— Task objective —
Below are some records; reproduce every one of them exactly.

— Information shown —
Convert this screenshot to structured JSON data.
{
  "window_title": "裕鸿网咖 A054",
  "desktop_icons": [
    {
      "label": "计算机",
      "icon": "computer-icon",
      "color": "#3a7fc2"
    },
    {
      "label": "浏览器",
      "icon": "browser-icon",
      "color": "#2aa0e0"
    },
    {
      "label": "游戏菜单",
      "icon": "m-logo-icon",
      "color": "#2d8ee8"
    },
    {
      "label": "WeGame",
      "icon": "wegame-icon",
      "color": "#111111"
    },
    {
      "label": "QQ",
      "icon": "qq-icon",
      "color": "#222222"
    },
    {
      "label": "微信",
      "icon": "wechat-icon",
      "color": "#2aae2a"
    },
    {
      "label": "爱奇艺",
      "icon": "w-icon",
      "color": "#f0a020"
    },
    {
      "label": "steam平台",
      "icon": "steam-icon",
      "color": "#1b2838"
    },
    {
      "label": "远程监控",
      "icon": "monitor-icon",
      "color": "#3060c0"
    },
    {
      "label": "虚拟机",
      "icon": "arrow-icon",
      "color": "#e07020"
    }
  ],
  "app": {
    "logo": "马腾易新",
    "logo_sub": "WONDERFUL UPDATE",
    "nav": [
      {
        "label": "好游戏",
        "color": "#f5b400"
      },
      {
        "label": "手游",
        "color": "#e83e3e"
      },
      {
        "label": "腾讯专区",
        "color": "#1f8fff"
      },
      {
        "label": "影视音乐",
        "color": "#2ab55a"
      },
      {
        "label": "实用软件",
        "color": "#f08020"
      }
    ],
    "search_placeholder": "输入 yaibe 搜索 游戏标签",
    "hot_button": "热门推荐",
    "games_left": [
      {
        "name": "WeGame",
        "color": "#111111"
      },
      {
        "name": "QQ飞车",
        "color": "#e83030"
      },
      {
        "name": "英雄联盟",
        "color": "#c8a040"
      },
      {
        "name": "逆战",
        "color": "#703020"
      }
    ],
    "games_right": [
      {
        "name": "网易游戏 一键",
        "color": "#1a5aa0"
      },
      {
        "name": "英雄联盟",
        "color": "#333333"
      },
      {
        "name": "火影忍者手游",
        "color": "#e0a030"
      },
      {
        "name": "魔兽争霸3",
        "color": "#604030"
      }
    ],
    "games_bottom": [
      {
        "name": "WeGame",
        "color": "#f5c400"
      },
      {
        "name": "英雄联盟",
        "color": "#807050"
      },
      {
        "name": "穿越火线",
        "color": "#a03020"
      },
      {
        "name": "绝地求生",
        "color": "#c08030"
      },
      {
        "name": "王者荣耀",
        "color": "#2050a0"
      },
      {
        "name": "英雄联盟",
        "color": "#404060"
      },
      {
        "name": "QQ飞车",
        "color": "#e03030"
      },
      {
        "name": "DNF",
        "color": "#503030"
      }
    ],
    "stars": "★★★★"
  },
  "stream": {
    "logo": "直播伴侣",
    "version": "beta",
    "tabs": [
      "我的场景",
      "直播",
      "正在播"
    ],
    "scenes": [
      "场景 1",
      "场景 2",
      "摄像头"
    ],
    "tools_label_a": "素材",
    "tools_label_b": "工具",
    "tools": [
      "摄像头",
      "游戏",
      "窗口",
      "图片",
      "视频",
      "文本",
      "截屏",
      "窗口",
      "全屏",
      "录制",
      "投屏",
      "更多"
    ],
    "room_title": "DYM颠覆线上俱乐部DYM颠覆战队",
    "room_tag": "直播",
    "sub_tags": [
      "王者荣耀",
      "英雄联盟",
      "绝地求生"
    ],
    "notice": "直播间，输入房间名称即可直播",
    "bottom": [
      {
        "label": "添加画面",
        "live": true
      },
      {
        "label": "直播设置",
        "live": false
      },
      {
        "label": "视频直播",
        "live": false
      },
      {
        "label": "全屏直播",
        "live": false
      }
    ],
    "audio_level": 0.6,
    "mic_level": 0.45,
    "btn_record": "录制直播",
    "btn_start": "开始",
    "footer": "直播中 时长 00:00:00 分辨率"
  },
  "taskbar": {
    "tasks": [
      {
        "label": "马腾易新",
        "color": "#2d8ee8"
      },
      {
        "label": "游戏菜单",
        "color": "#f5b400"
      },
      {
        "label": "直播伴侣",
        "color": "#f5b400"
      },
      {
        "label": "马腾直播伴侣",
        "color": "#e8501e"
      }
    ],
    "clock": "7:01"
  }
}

— Complete output —
Convert this screenshot to structured JSON data.
{
  "window_title": "裕鸿网咖 A054",
  "desktop_icons": [
    {
      "label": "计算机",
      "icon": "computer-icon",
      "color": "#3a7fc2"
    },
    {
      "label": "浏览器",
      "icon": "browser-icon",
      "color": "#2aa0e0"
    },
    {
      "label": "游戏菜单",
      "icon": "m-logo-icon",
      "color": "#2d8ee8"
    },
    {
      "label": "WeGame",
      "icon": "wegame-icon",
      "color": "#111111"
    },
    {
      "label": "QQ",
      "icon": "qq-icon",
      "color": "#222222"
    },
    {
      "label": "微信",
      "icon": "wechat-icon",
      "color": "#2aae2a"
    },
    {
      "label": "爱奇艺",
      "icon": "w-icon",
      "color": "#f0a020"
    },
    {
      "label": "steam平台",
      "icon": "steam-icon",
      "color": "#1b2838"
    },
    {
      "label": "远程监控",
      "icon": "monitor-icon",
      "color": "#3060c0"
    },
    {
      "label": "虚拟机",
      "icon": "arrow-icon",
      "color": "#e07020"
    }
  ],
  "app": {
    "logo": "马腾易新",
    "logo_sub": "WONDERFUL UPDATE",
    "nav": [
      {
        "label": "好游戏",
        "color": "#f5b400"
      },
      {
        "label": "手游",
        "color": "#e83e3e"
      },
      {
        "label": "腾讯专区",
        "color": "#1f8fff"
      },
      {
        "label": "影视音乐",
        "color": "#2ab55a"
      },
      {
        "label": "实用软件",
        "color": "#f08020"
      }
    ],
    "search_placeholder": "输入 yaibe 搜索 游戏标签",
    "hot_button": "热门推荐",
    "games_left": [
      {
        "name": "WeGame",
        "color": "#111111"
      },
      {
        "name": "QQ飞车",
        "color": "#e83030"
      },
      {
        "name": "英雄联盟",
        "color": "#c8a040"
      },
      {
        "name": "逆战",
        "color": "#703020"
      }
    ],
    "games_right": [
      {
        "name": "网易游戏 一键",
        "color": "#1a5aa0"
      },
      {
        "name": "英雄联盟",
        "color": "#333333"
      },
      {
        "name": "火影忍者手游",
        "color": "#e0a030"
      },
      {
        "name": "魔兽争霸3",
        "color": "#604030"
      }
    ],
    "games_bottom": [
      {
        "name": "WeGame",
        "color": "#f5c400"
      },
      {
        "name": "英雄联盟",
        "color": "#807050"
      },
      {
        "name": "穿越火线",
        "color": "#a03020"
      },
      {
        "name": "绝地求生",
        "color": "#c08030"
      },
      {
        "name": "王者荣耀",
        "color": "#2050a0"
      },
      {
        "name": "英雄联盟",
        "color": "#404060"
      },
      {
        "name": "QQ飞车",
        "color": "#e03030"
      },
      {
        "name": "DNF",
        "color": "#503030"
      }
    ],
    "stars": "★★★★"
  },
  "stream": {
    "logo": "直播伴侣",
    "version": "beta",
    "tabs": [
      "我的场景",
      "直播",
      "正在播"
    ],
    "scenes": [
      "场景 1",
      "场景 2",
      "摄像头"
    ],
    "tools_label_a": "素材",
    "tools_label_b": "工具",
    "tools": [
      "摄像头",
      "游戏",
      "窗口",
      "图片",
      "视频",
      "文本",
      "截屏",
      "窗口",
      "全屏",
      "录制",
      "投屏",
      "更多"
    ],
    "room_title": "DYM颠覆线上俱乐部DYM颠覆战队",
    "room_tag": "直播",
    "sub_tags": [
      "王者荣耀",
      "英雄联盟",
      "绝地求生"
    ],
    "notice": "直播间，输入房间名称即可直播",
    "bottom": [
      {
        "label": "添加画面",
        "live": true
      },
      {
        "label": "直播设置",
        "live": false
      },
      {
        "label": "视频直播",
        "live": false
      },
      {
        "label": "全屏直播",
        "live": false
      }
    ],
    "audio_level": 0.6,
    "mic_level": 0.45,
    "btn_record": "录制直播",
    "btn_start": "开始",
    "footer": "直播中 时长 00:00:00 分辨率"
  },
  "taskbar": {
    "tasks": [
      {
        "label": "马腾易新",
        "color": "#2d8ee8"
      },
      {
        "label": "游戏菜单",
        "color": "#f5b400"
      },
      {
        "label": "直播伴侣",
        "color": "#f5b400"
      },
      {
        "label": "马腾直播伴侣",
        "color": "#e8501e"
      }
    ],
    "clock": "7:01"
  }
}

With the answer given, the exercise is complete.